Task brief:
Give a verbatim copy of the lines below, minus the pictures.

Data listing:
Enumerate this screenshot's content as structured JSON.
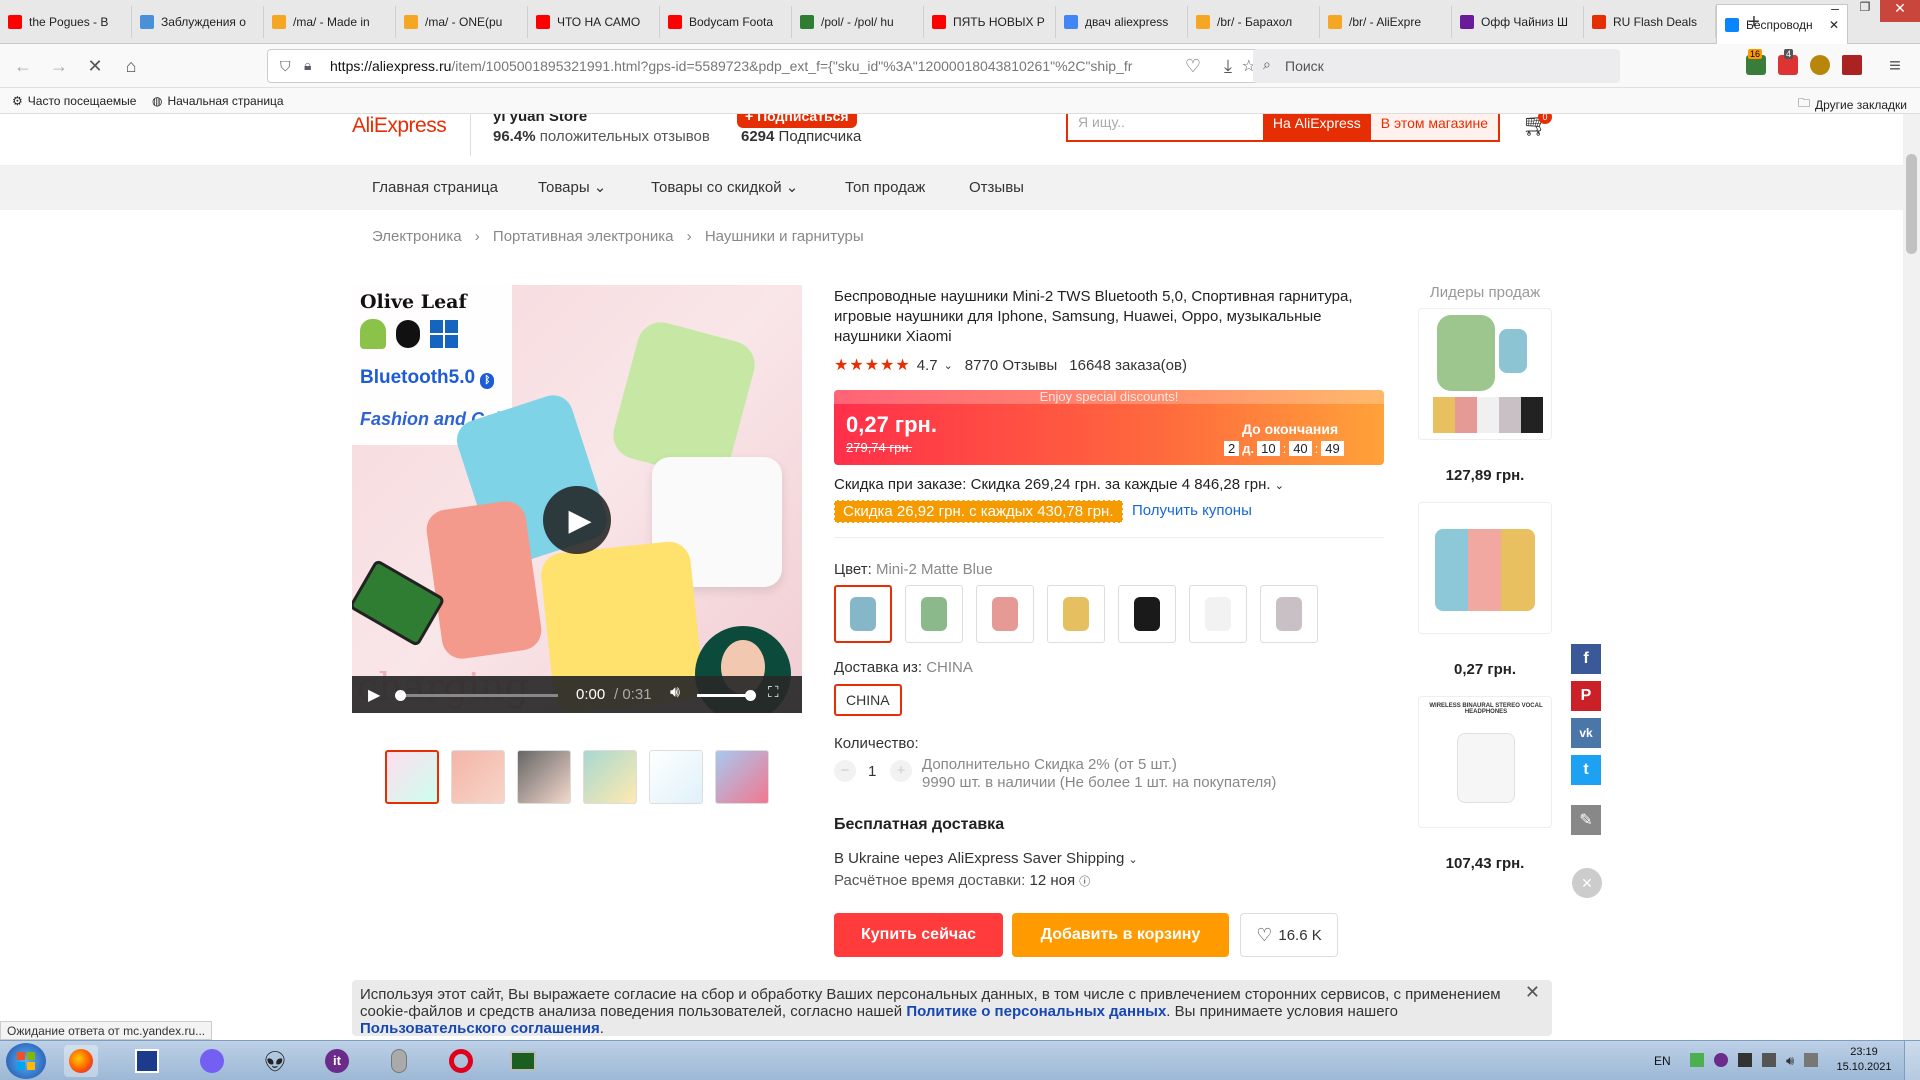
{
  "browser": {
    "tabs": [
      {
        "label": "the Pogues - B",
        "icon": "youtube-icon",
        "color": "#ff0000"
      },
      {
        "label": "Заблуждения о",
        "icon": "star-icon",
        "color": "#4a90d9"
      },
      {
        "label": "/ma/ - Made in",
        "icon": "bolt-icon",
        "color": "#f5a623"
      },
      {
        "label": "/ma/ - ONE(pu",
        "icon": "bolt-icon",
        "color": "#f5a623"
      },
      {
        "label": "ЧТО НА САМО",
        "icon": "youtube-icon",
        "color": "#ff0000"
      },
      {
        "label": "Bodycam Foota",
        "icon": "youtube-icon",
        "color": "#ff0000"
      },
      {
        "label": "/pol/ - /pol/ hu",
        "icon": "clover-icon",
        "color": "#2e7d32"
      },
      {
        "label": "ПЯТЬ НОВЫХ Р",
        "icon": "youtube-icon",
        "color": "#ff0000"
      },
      {
        "label": "двач aliexpress",
        "icon": "google-icon",
        "color": "#4285f4"
      },
      {
        "label": "/br/ - Барахол",
        "icon": "bolt-icon",
        "color": "#f5a623"
      },
      {
        "label": "/br/ - AliExpre",
        "icon": "bolt-icon",
        "color": "#f5a623"
      },
      {
        "label": "Офф Чайниз Ш",
        "icon": "store-icon",
        "color": "#6a1b9a"
      },
      {
        "label": "RU Flash Deals",
        "icon": "ali-icon",
        "color": "#e62e04"
      },
      {
        "label": "Беспроводн",
        "icon": "loading-icon",
        "color": "#0a84ff",
        "active": true
      }
    ],
    "url_domain": "https://aliexpress.ru",
    "url_rest": "/item/1005001895321991.html?gps-id=5589723&pdp_ext_f={\"sku_id\"%3A\"12000018043810261\"%2C\"ship_fr",
    "search_placeholder": "Поиск",
    "bookmarks": [
      "Часто посещаемые",
      "Начальная страница"
    ],
    "other_bookmarks": "Другие закладки",
    "status_text": "Ожидание ответа от mc.yandex.ru...",
    "ext_badges": [
      "16",
      "4"
    ]
  },
  "header": {
    "logo": "AliExpress",
    "store_name": "yi yuan Store",
    "rating_pct": "96.4%",
    "rating_label": "положительных отзывов",
    "subscribe_button": "+ Подписаться",
    "subscribers_count": "6294",
    "subscribers_label": "Подписчика",
    "search_placeholder": "Я ищу..",
    "search_ali_button": "На AliExpress",
    "search_store_button": "В этом магазине",
    "cart_count": "0"
  },
  "menu": [
    "Главная страница",
    "Товары",
    "Товары со скидкой",
    "Топ продаж",
    "Отзывы"
  ],
  "breadcrumb": [
    "Электроника",
    "Портативная электроника",
    "Наушники и гарнитуры"
  ],
  "gallery": {
    "brand": "Olive Leaf",
    "bluetooth": "Bluetooth5.0",
    "tagline": "Fashion and Colorful",
    "charging": "charging",
    "video_time": "0:00",
    "video_duration": "0:31",
    "video_progress": 0.0,
    "volume_level": 0.95
  },
  "product": {
    "title": "Беспроводные наушники Mini-2 TWS Bluetooth 5,0, Спортивная гарнитура, игровые наушники для Iphone, Samsung, Huawei, Oppo, музыкальные наушники Xiaomi",
    "rating": "4.7",
    "reviews": "8770 Отзывы",
    "orders": "16648 заказа(ов)",
    "promo_banner": "Enjoy special discounts!",
    "price": "0,27 грн.",
    "old_price": "279,74 грн.",
    "countdown_label": "До окончания",
    "countdown": [
      "2",
      "д.",
      "10",
      "40",
      "49"
    ],
    "order_discount": "Скидка при заказе: Скидка 269,24 грн. за каждые 4 846,28 грн.",
    "coupon_badge": "Скидка 26,92 грн. с каждых 430,78 грн.",
    "coupon_link": "Получить купоны",
    "color_label": "Цвет:",
    "color_value": "Mini-2 Matte Blue",
    "colors": [
      "#86b7c8",
      "#8cb98c",
      "#e69a96",
      "#e6c060",
      "#1a1a1a",
      "#f2f2f2",
      "#c8c0c4"
    ],
    "ship_from_label": "Доставка из:",
    "ship_from_value": "CHINA",
    "ship_from_option": "CHINA",
    "qty_label": "Количество:",
    "qty_value": "1",
    "qty_discount": "Дополнительно Скидка 2% (от 5 шт.)",
    "stock": "9990 шт. в наличии (Не более 1 шт. на покупателя)",
    "free_shipping": "Бесплатная доставка",
    "shipping_method": "В Ukraine через AliExpress Saver Shipping",
    "eta_label": "Расчётное время доставки:",
    "eta_value": "12 ноя",
    "buy_button": "Купить сейчас",
    "cart_button": "Добавить в корзину",
    "wishlist_count": "16.6 K"
  },
  "bestsellers": {
    "title": "Лидеры продаж",
    "items": [
      {
        "price": "127,89 грн."
      },
      {
        "price": "0,27 грн."
      },
      {
        "price": "107,43 грн.",
        "caption": "WIRELESS BINAURAL STEREO VOCAL HEADPHONES"
      }
    ]
  },
  "social": [
    "facebook-icon",
    "pinterest-icon",
    "vk-icon",
    "twitter-icon"
  ],
  "cookie": {
    "text_part1": "Используя этот сайт, Вы выражаете согласие на сбор и обработку Ваших персональных данных, в том числе с привлечением сторонних сервисов, с применением cookie-файлов и средств анализа поведения пользователей, согласно нашей ",
    "link1": "Политике о персональных данных",
    "text_part2": ". Вы принимаете условия нашего ",
    "link2": "Пользовательского соглашения",
    "text_part3": "."
  },
  "taskbar": {
    "lang": "EN",
    "time": "23:19",
    "date": "15.10.2021"
  }
}
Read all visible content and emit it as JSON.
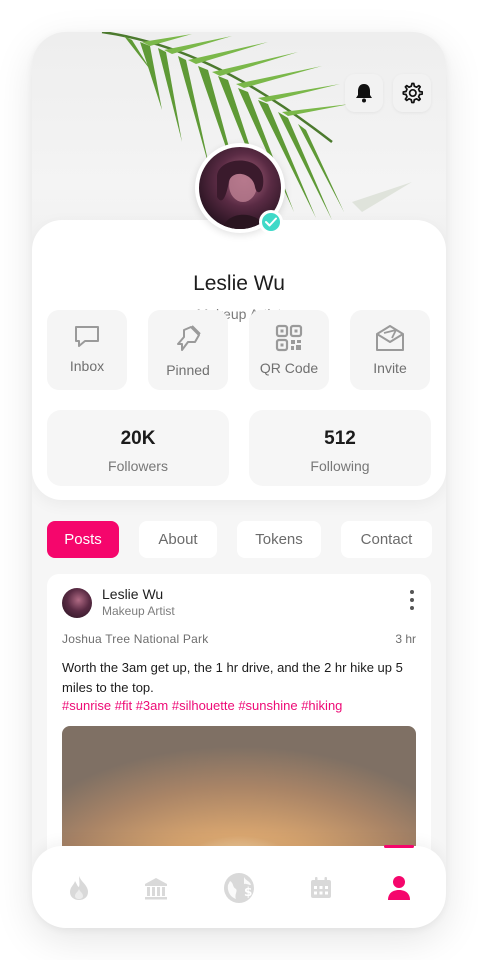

Output of the exercise:
Enumerate this screenshot's content as structured JSON.
{
  "browser": {
    "tabs": [
      {
        "label": "the Pogues - B",
        "icon": "youtube-icon",
        "color": "#ff0000"
      },
      {
        "label": "Заблуждения о",
        "icon": "star-icon",
        "color": "#4a90d9"
      },
      {
        "label": "/ma/ - Made in",
        "icon": "bolt-icon",
        "color": "#f5a623"
      },
      {
        "label": "/ma/ - ONE(pu",
        "icon": "bolt-icon",
        "color": "#f5a623"
      },
      {
        "label": "ЧТО НА САМО",
        "icon": "youtube-icon",
        "color": "#ff0000"
      },
      {
        "label": "Bodycam Foota",
        "icon": "youtube-icon",
        "color": "#ff0000"
      },
      {
        "label": "/pol/ - /pol/ hu",
        "icon": "clover-icon",
        "color": "#2e7d32"
      },
      {
        "label": "ПЯТЬ НОВЫХ Р",
        "icon": "youtube-icon",
        "color": "#ff0000"
      },
      {
        "label": "двач aliexpress",
        "icon": "google-icon",
        "color": "#4285f4"
      },
      {
        "label": "/br/ - Барахол",
        "icon": "bolt-icon",
        "color": "#f5a623"
      },
      {
        "label": "/br/ - AliExpre",
        "icon": "bolt-icon",
        "color": "#f5a623"
      },
      {
        "label": "Офф Чайниз Ш",
        "icon": "store-icon",
        "color": "#6a1b9a"
      },
      {
        "label": "RU Flash Deals",
        "icon": "ali-icon",
        "color": "#e62e04"
      },
      {
        "label": "Беспроводн",
        "icon": "loading-icon",
        "color": "#0a84ff",
        "active": true
      }
    ],
    "url_domain": "https://aliexpress.ru",
    "url_rest": "/item/1005001895321991.html?gps-id=5589723&pdp_ext_f={\"sku_id\"%3A\"12000018043810261\"%2C\"ship_fr",
    "search_placeholder": "Поиск",
    "bookmarks": [
      "Часто посещаемые",
      "Начальная страница"
    ],
    "other_bookmarks": "Другие закладки",
    "status_text": "Ожидание ответа от mc.yandex.ru...",
    "ext_badges": [
      "16",
      "4"
    ]
  },
  "header": {
    "logo": "AliExpress",
    "store_name": "yi yuan Store",
    "rating_pct": "96.4%",
    "rating_label": "положительных отзывов",
    "subscribe_button": "+ Подписаться",
    "subscribers_count": "6294",
    "subscribers_label": "Подписчика",
    "search_placeholder": "Я ищу..",
    "search_ali_button": "На AliExpress",
    "search_store_button": "В этом магазине",
    "cart_count": "0"
  },
  "menu": [
    "Главная страница",
    "Товары",
    "Товары со скидкой",
    "Топ продаж",
    "Отзывы"
  ],
  "breadcrumb": [
    "Электроника",
    "Портативная электроника",
    "Наушники и гарнитуры"
  ],
  "gallery": {
    "brand": "Olive Leaf",
    "bluetooth": "Bluetooth5.0",
    "tagline": "Fashion and Colorful",
    "charging": "charging",
    "video_time": "0:00",
    "video_duration": "0:31",
    "video_progress": 0.0,
    "volume_level": 0.95
  },
  "product": {
    "title": "Беспроводные наушники Mini-2 TWS Bluetooth 5,0, Спортивная гарнитура, игровые наушники для Iphone, Samsung, Huawei, Oppo, музыкальные наушники Xiaomi",
    "rating": "4.7",
    "reviews": "8770 Отзывы",
    "orders": "16648 заказа(ов)",
    "promo_banner": "Enjoy special discounts!",
    "price": "0,27 грн.",
    "old_price": "279,74 грн.",
    "countdown_label": "До окончания",
    "countdown": [
      "2",
      "д.",
      "10",
      "40",
      "49"
    ],
    "order_discount": "Скидка при заказе: Скидка 269,24 грн. за каждые 4 846,28 грн.",
    "coupon_badge": "Скидка 26,92 грн. с каждых 430,78 грн.",
    "coupon_link": "Получить купоны",
    "color_label": "Цвет:",
    "color_value": "Mini-2 Matte Blue",
    "colors": [
      "#86b7c8",
      "#8cb98c",
      "#e69a96",
      "#e6c060",
      "#1a1a1a",
      "#f2f2f2",
      "#c8c0c4"
    ],
    "ship_from_label": "Доставка из:",
    "ship_from_value": "CHINA",
    "ship_from_option": "CHINA",
    "qty_label": "Количество:",
    "qty_value": "1",
    "qty_discount": "Дополнительно Скидка 2% (от 5 шт.)",
    "stock": "9990 шт. в наличии (Не более 1 шт. на покупателя)",
    "free_shipping": "Бесплатная доставка",
    "shipping_method": "В Ukraine через AliExpress Saver Shipping",
    "eta_label": "Расчётное время доставки:",
    "eta_value": "12 ноя",
    "buy_button": "Купить сейчас",
    "cart_button": "Добавить в корзину",
    "wishlist_count": "16.6 K"
  },
  "bestsellers": {
    "title": "Лидеры продаж",
    "items": [
      {
        "price": "127,89 грн."
      },
      {
        "price": "0,27 грн."
      },
      {
        "price": "107,43 грн.",
        "caption": "WIRELESS BINAURAL STEREO VOCAL HEADPHONES"
      }
    ]
  },
  "social": [
    "facebook-icon",
    "pinterest-icon",
    "vk-icon",
    "twitter-icon"
  ],
  "cookie": {
    "text_part1": "Используя этот сайт, Вы выражаете согласие на сбор и обработку Ваших персональных данных, в том числе с привлечением сторонних сервисов, с применением cookie-файлов и средств анализа поведения пользователей, согласно нашей ",
    "link1": "Политике о персональных данных",
    "text_part2": ". Вы принимаете условия нашего ",
    "link2": "Пользовательского соглашения",
    "text_part3": "."
  },
  "taskbar": {
    "lang": "EN",
    "time": "23:19",
    "date": "15.10.2021"
  }
}
Read all visible content and emit it as JSON.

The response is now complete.